• [WRITTEN REQUEST]: The entries below contain pictures. Retype everything except those pictures, exactly as given.

• [PROVIDED MATERIAL]:
- - - - -

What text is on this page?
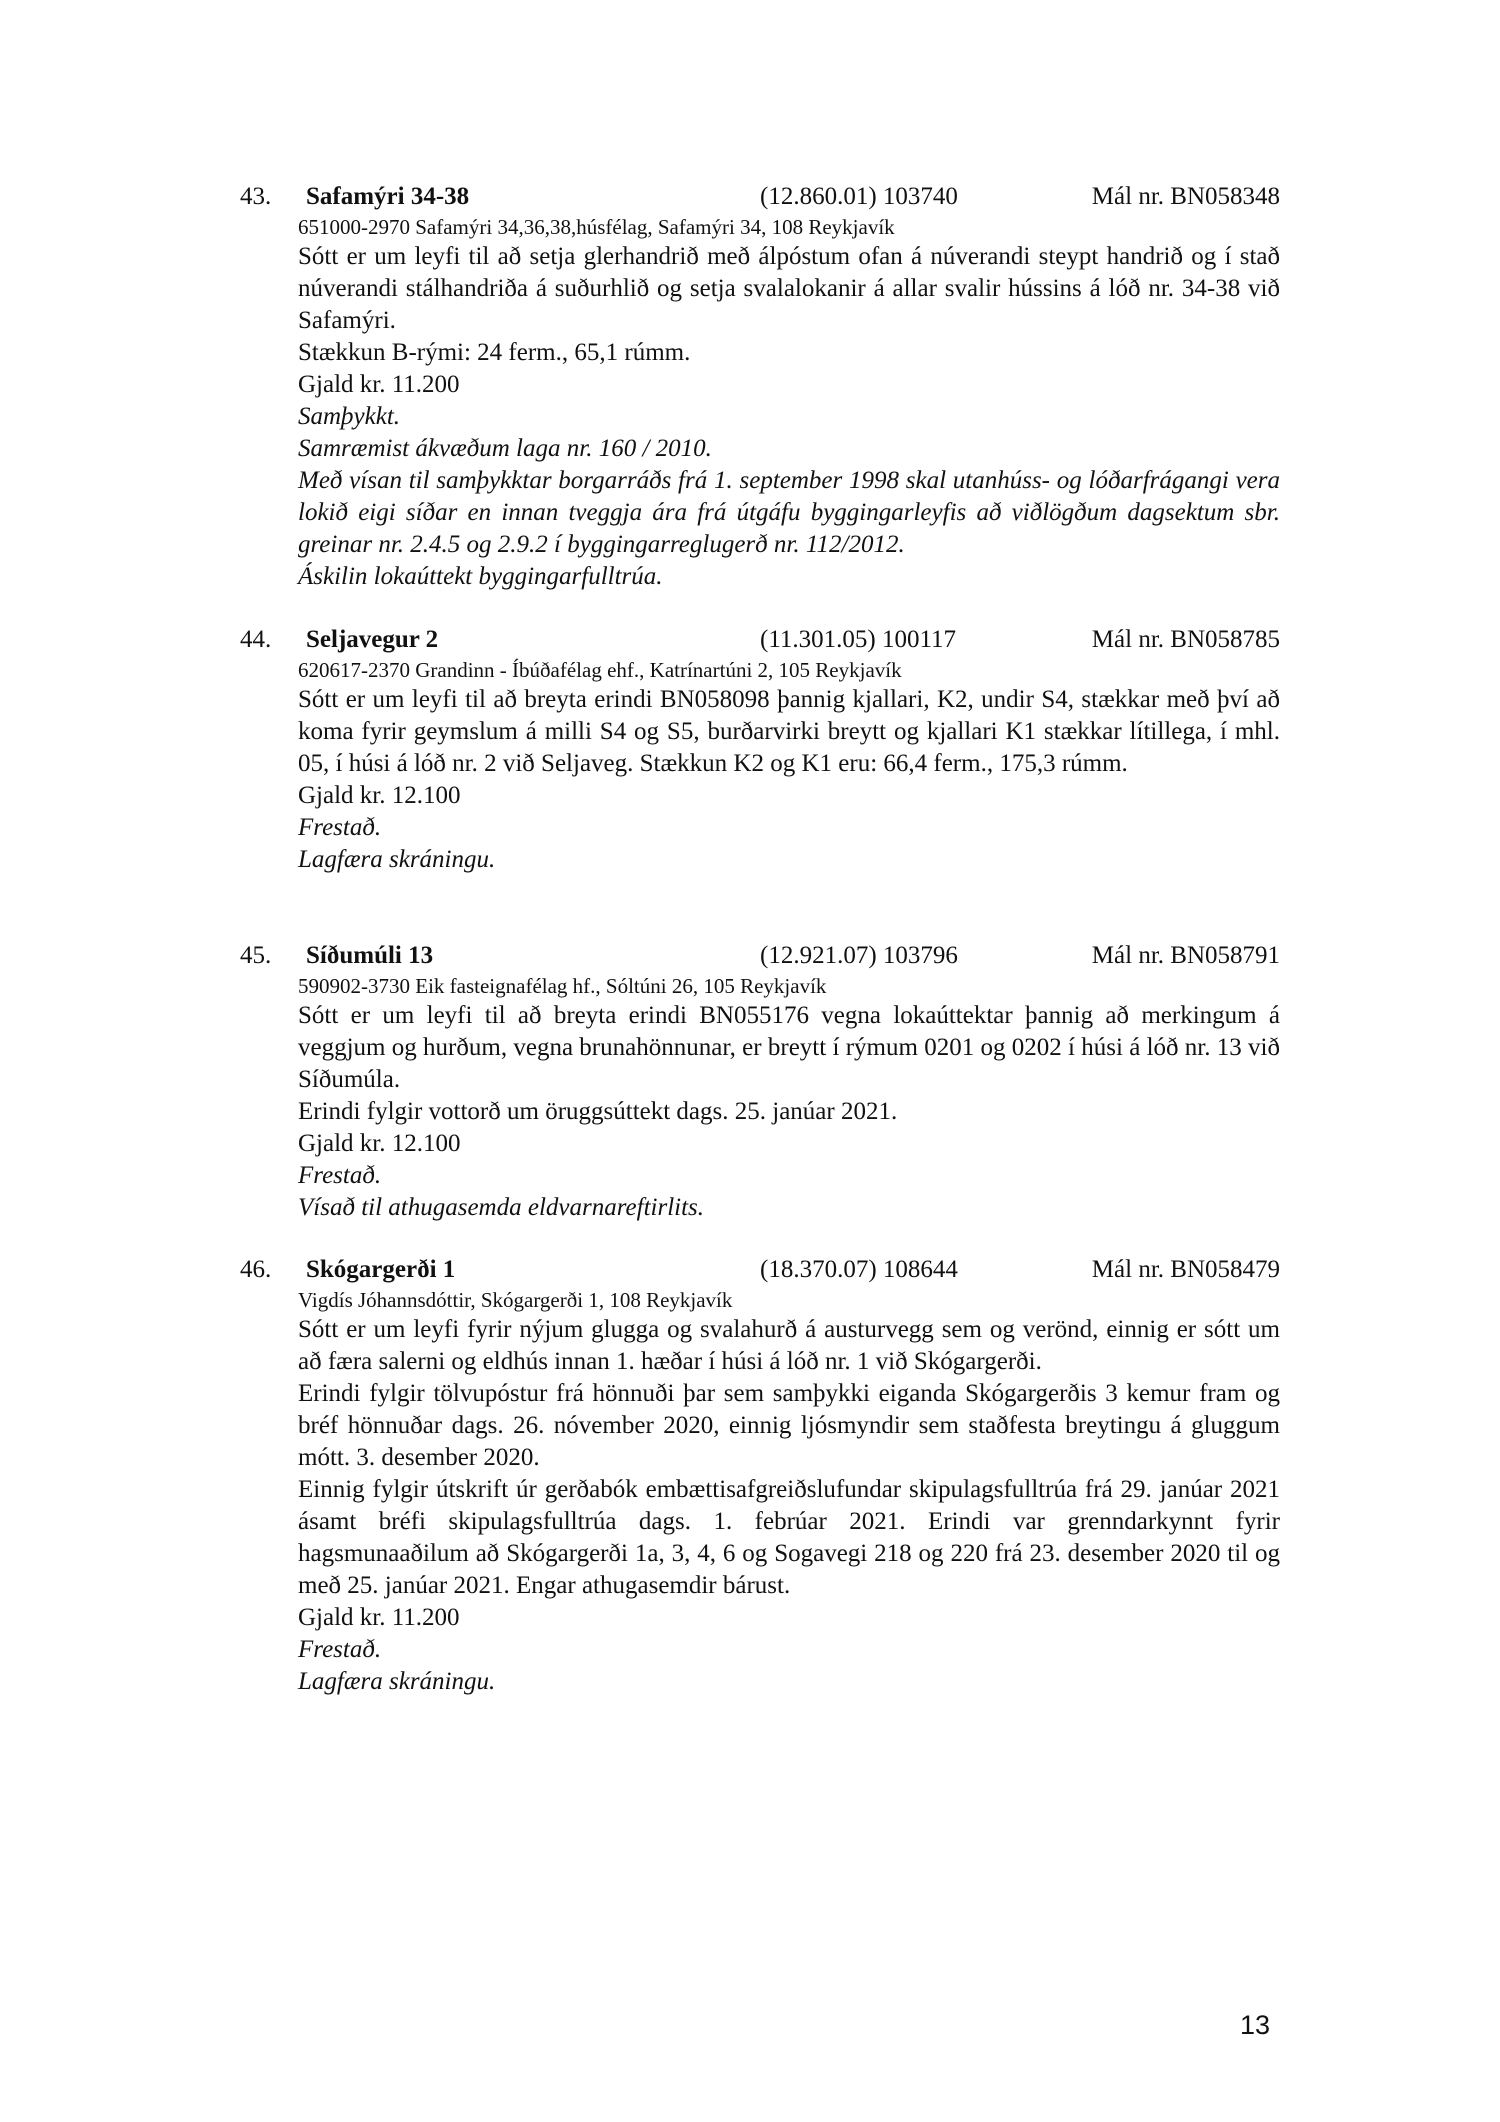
43. Safamýri 34-38	(12.860.01) 103740	Mál nr. BN058348
651000-2970 Safamýri 34,36,38,húsfélag, Safamýri 34, 108 Reykjavík
Sótt er um leyfi til að setja glerhandrið með álpóstum ofan á núverandi steypt handrið og í stað núverandi stálhandriða á suðurhlið og setja svalalokanir á allar svalir hússins á lóð nr. 34-38 við Safamýri.
Stækkun B-rými: 24 ferm., 65,1 rúmm.
Gjald kr. 11.200
Samþykkt.
Samræmist ákvæðum laga nr. 160 / 2010.
Með vísan til samþykktar borgarráðs frá 1. september 1998 skal utanhúss- og lóðarfrágangi vera lokið eigi síðar en innan tveggja ára frá útgáfu byggingarleyfis að viðlögðum dagsektum sbr. greinar nr. 2.4.5 og 2.9.2 í byggingarreglugerð nr. 112/2012.
Áskilin lokaúttekt byggingarfulltrúa.
44. Seljavegur 2	(11.301.05) 100117	Mál nr. BN058785
620617-2370 Grandinn - Íbúðafélag ehf., Katrínartúni 2, 105 Reykjavík
Sótt er um leyfi til að breyta erindi BN058098 þannig kjallari, K2, undir S4, stækkar með því að koma fyrir geymslum á milli S4 og S5, burðarvirki breytt og kjallari K1 stækkar lítillega, í mhl. 05, í húsi á lóð nr. 2 við Seljaveg. Stækkun K2 og K1 eru: 66,4 ferm., 175,3 rúmm.
Gjald kr. 12.100
Frestað.
Lagfæra skráningu.
45. Síðumúli 13	(12.921.07) 103796	Mál nr. BN058791
590902-3730 Eik fasteignafélag hf., Sóltúni 26, 105 Reykjavík
Sótt er um leyfi til að breyta erindi BN055176 vegna lokaúttektar þannig að merkingum á veggjum og hurðum, vegna brunahönnunar, er breytt í rýmum 0201 og 0202 í húsi á lóð nr. 13 við Síðumúla.
Erindi fylgir vottorð um öruggsúttekt dags. 25. janúar 2021.
Gjald kr. 12.100
Frestað.
Vísað til athugasemda eldvarnareftirlits.
46. Skógargerði 1	(18.370.07) 108644	Mál nr. BN058479
Vigdís Jóhannsdóttir, Skógargerði 1, 108 Reykjavík
Sótt er um leyfi fyrir nýjum glugga og svalahurð á austurvegg sem og verönd, einnig er sótt um að færa salerni og eldhús innan 1. hæðar í húsi á lóð nr. 1 við Skógargerði.
Erindi fylgir tölvupóstur frá hönnuði þar sem samþykki eiganda Skógargerðis 3 kemur fram og bréf hönnuðar dags. 26. nóvember 2020, einnig ljósmyndir sem staðfesta breytingu á gluggum mótt. 3. desember 2020.
Einnig fylgir útskrift úr gerðabók embættisafgreiðslufundar skipulagsfulltrúa frá 29. janúar 2021 ásamt bréfi skipulagsfulltrúa dags. 1. febrúar 2021. Erindi var grenndarkynnt fyrir hagsmunaaðilum að Skógargerði 1a, 3, 4, 6 og Sogavegi 218 og 220 frá 23. desember 2020 til og með 25. janúar 2021. Engar athugasemdir bárust.
Gjald kr. 11.200
Frestað.
Lagfæra skráningu.
13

- - - - -

• [SOLUTION]:
What text is on this page?
43. Safamýri 34-38	(12.860.01) 103740	Mál nr. BN058348
651000-2970 Safamýri 34,36,38,húsfélag, Safamýri 34, 108 Reykjavík
Sótt er um leyfi til að setja glerhandrið með álpóstum ofan á núverandi steypt handrið og í stað núverandi stálhandriða á suðurhlið og setja svalalokanir á allar svalir hússins á lóð nr. 34-38 við Safamýri.
Stækkun B-rými: 24 ferm., 65,1 rúmm.
Gjald kr. 11.200
Samþykkt.
Samræmist ákvæðum laga nr. 160 / 2010.
Með vísan til samþykktar borgarráðs frá 1. september 1998 skal utanhúss- og lóðarfrágangi vera lokið eigi síðar en innan tveggja ára frá útgáfu byggingarleyfis að viðlögðum dagsektum sbr. greinar nr. 2.4.5 og 2.9.2 í byggingarreglugerð nr. 112/2012.
Áskilin lokaúttekt byggingarfulltrúa.
44. Seljavegur 2	(11.301.05) 100117	Mál nr. BN058785
620617-2370 Grandinn - Íbúðafélag ehf., Katrínartúni 2, 105 Reykjavík
Sótt er um leyfi til að breyta erindi BN058098 þannig kjallari, K2, undir S4, stækkar með því að koma fyrir geymslum á milli S4 og S5, burðarvirki breytt og kjallari K1 stækkar lítillega, í mhl. 05, í húsi á lóð nr. 2 við Seljaveg. Stækkun K2 og K1 eru: 66,4 ferm., 175,3 rúmm.
Gjald kr. 12.100
Frestað.
Lagfæra skráningu.
45. Síðumúli 13	(12.921.07) 103796	Mál nr. BN058791
590902-3730 Eik fasteignafélag hf., Sóltúni 26, 105 Reykjavík
Sótt er um leyfi til að breyta erindi BN055176 vegna lokaúttektar þannig að merkingum á veggjum og hurðum, vegna brunahönnunar, er breytt í rýmum 0201 og 0202 í húsi á lóð nr. 13 við Síðumúla.
Erindi fylgir vottorð um öruggsúttekt dags. 25. janúar 2021.
Gjald kr. 12.100
Frestað.
Vísað til athugasemda eldvarnareftirlits.
46. Skógargerði 1	(18.370.07) 108644	Mál nr. BN058479
Vigdís Jóhannsdóttir, Skógargerði 1, 108 Reykjavík
Sótt er um leyfi fyrir nýjum glugga og svalahurð á austurvegg sem og verönd, einnig er sótt um að færa salerni og eldhús innan 1. hæðar í húsi á lóð nr. 1 við Skógargerði.
Erindi fylgir tölvupóstur frá hönnuði þar sem samþykki eiganda Skógargerðis 3 kemur fram og bréf hönnuðar dags. 26. nóvember 2020, einnig ljósmyndir sem staðfesta breytingu á gluggum mótt. 3. desember 2020.
Einnig fylgir útskrift úr gerðabók embættisafgreiðslufundar skipulagsfulltrúa frá 29. janúar 2021 ásamt bréfi skipulagsfulltrúa dags. 1. febrúar 2021. Erindi var grenndarkynnt fyrir hagsmunaaðilum að Skógargerði 1a, 3, 4, 6 og Sogavegi 218 og 220 frá 23. desember 2020 til og með 25. janúar 2021. Engar athugasemdir bárust.
Gjald kr. 11.200
Frestað.
Lagfæra skráningu.
13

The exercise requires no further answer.